● **Given problem**
Each line below should be reproduced without any alteration.

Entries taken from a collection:
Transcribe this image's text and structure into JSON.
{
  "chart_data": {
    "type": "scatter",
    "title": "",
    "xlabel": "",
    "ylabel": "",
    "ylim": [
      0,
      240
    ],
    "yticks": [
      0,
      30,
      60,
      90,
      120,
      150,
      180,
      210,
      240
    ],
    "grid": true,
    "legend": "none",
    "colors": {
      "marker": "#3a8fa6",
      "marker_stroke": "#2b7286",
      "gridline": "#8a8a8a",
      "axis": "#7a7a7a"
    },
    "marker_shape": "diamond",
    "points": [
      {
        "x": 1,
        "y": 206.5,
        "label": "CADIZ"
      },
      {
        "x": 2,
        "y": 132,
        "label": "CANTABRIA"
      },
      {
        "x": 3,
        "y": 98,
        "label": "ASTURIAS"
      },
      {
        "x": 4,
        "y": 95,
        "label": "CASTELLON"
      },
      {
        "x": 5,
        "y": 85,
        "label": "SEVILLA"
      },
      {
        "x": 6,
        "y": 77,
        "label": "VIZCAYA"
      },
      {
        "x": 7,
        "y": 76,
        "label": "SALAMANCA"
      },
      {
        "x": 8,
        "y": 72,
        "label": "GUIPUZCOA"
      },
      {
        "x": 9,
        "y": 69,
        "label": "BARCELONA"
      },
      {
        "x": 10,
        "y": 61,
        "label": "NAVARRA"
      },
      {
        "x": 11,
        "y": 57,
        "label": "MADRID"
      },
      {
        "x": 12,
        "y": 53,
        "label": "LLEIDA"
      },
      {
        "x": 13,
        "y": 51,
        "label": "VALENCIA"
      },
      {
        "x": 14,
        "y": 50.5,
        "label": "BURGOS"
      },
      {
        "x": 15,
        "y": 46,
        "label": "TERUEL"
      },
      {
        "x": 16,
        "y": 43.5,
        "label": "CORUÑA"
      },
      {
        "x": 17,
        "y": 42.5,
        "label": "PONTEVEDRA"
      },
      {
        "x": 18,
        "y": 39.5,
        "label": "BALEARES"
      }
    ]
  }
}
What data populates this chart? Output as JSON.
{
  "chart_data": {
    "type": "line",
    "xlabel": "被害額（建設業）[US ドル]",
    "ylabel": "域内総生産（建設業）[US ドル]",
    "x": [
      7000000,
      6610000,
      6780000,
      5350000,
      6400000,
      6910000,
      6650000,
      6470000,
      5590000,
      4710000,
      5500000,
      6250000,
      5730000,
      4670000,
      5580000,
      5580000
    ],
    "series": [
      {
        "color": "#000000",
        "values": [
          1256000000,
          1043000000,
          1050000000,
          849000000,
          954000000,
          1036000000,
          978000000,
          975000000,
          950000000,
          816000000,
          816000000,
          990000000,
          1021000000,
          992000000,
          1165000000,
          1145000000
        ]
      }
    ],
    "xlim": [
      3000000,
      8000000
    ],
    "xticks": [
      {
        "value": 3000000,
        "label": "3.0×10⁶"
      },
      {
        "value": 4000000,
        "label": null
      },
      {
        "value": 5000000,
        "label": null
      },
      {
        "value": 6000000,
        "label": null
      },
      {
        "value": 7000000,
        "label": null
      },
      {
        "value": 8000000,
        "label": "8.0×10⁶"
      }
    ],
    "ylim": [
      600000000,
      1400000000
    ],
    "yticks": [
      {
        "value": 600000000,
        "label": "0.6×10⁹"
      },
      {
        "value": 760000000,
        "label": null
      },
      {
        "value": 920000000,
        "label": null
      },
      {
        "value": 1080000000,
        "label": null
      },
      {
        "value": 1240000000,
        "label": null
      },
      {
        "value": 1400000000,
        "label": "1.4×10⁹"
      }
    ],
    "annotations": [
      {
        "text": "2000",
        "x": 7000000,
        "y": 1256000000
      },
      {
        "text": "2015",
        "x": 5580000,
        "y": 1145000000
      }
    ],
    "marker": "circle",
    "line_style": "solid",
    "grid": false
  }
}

● **Written answer**
Transcribe this image's text and structure into JSON.
{
  "chart_data": {
    "type": "scatter",
    "title": "",
    "xlabel": "",
    "ylabel": "",
    "ylim": [
      0,
      240
    ],
    "yticks": [
      0,
      30,
      60,
      90,
      120,
      150,
      180,
      210,
      240
    ],
    "grid": true,
    "legend": "none",
    "colors": {
      "marker": "#3a8fa6",
      "marker_stroke": "#2b7286",
      "gridline": "#8a8a8a",
      "axis": "#7a7a7a"
    },
    "marker_shape": "diamond",
    "points": [
      {
        "x": 1,
        "y": 206.5,
        "label": "CADIZ"
      },
      {
        "x": 2,
        "y": 132,
        "label": "CANTABRIA"
      },
      {
        "x": 3,
        "y": 98,
        "label": "ASTURIAS"
      },
      {
        "x": 4,
        "y": 95,
        "label": "CASTELLON"
      },
      {
        "x": 5,
        "y": 85,
        "label": "SEVILLA"
      },
      {
        "x": 6,
        "y": 77,
        "label": "VIZCAYA"
      },
      {
        "x": 7,
        "y": 76,
        "label": "SALAMANCA"
      },
      {
        "x": 8,
        "y": 72,
        "label": "GUIPUZCOA"
      },
      {
        "x": 9,
        "y": 69,
        "label": "BARCELONA"
      },
      {
        "x": 10,
        "y": 61,
        "label": "NAVARRA"
      },
      {
        "x": 11,
        "y": 57,
        "label": "MADRID"
      },
      {
        "x": 12,
        "y": 53,
        "label": "LLEIDA"
      },
      {
        "x": 13,
        "y": 51,
        "label": "VALENCIA"
      },
      {
        "x": 14,
        "y": 50.5,
        "label": "BURGOS"
      },
      {
        "x": 15,
        "y": 46,
        "label": "TERUEL"
      },
      {
        "x": 16,
        "y": 43.5,
        "label": "CORUÑA"
      },
      {
        "x": 17,
        "y": 42.5,
        "label": "PONTEVEDRA"
      },
      {
        "x": 18,
        "y": 39.5,
        "label": "BALEARES"
      }
    ]
  }
}
What data populates this chart? Output as JSON.
{
  "chart_data": {
    "type": "line",
    "xlabel": "被害額（建設業）[US ドル]",
    "ylabel": "域内総生産（建設業）[US ドル]",
    "x": [
      7000000,
      6610000,
      6780000,
      5350000,
      6400000,
      6910000,
      6650000,
      6470000,
      5590000,
      4710000,
      5500000,
      6250000,
      5730000,
      4670000,
      5580000,
      5580000
    ],
    "series": [
      {
        "color": "#000000",
        "values": [
          1256000000,
          1043000000,
          1050000000,
          849000000,
          954000000,
          1036000000,
          978000000,
          975000000,
          950000000,
          816000000,
          816000000,
          990000000,
          1021000000,
          992000000,
          1165000000,
          1145000000
        ]
      }
    ],
    "xlim": [
      3000000,
      8000000
    ],
    "xticks": [
      {
        "value": 3000000,
        "label": "3.0×10⁶"
      },
      {
        "value": 4000000,
        "label": null
      },
      {
        "value": 5000000,
        "label": null
      },
      {
        "value": 6000000,
        "label": null
      },
      {
        "value": 7000000,
        "label": null
      },
      {
        "value": 8000000,
        "label": "8.0×10⁶"
      }
    ],
    "ylim": [
      600000000,
      1400000000
    ],
    "yticks": [
      {
        "value": 600000000,
        "label": "0.6×10⁹"
      },
      {
        "value": 760000000,
        "label": null
      },
      {
        "value": 920000000,
        "label": null
      },
      {
        "value": 1080000000,
        "label": null
      },
      {
        "value": 1240000000,
        "label": null
      },
      {
        "value": 1400000000,
        "label": "1.4×10⁹"
      }
    ],
    "annotations": [
      {
        "text": "2000",
        "x": 7000000,
        "y": 1256000000
      },
      {
        "text": "2015",
        "x": 5580000,
        "y": 1145000000
      }
    ],
    "marker": "circle",
    "line_style": "solid",
    "grid": false
  }
}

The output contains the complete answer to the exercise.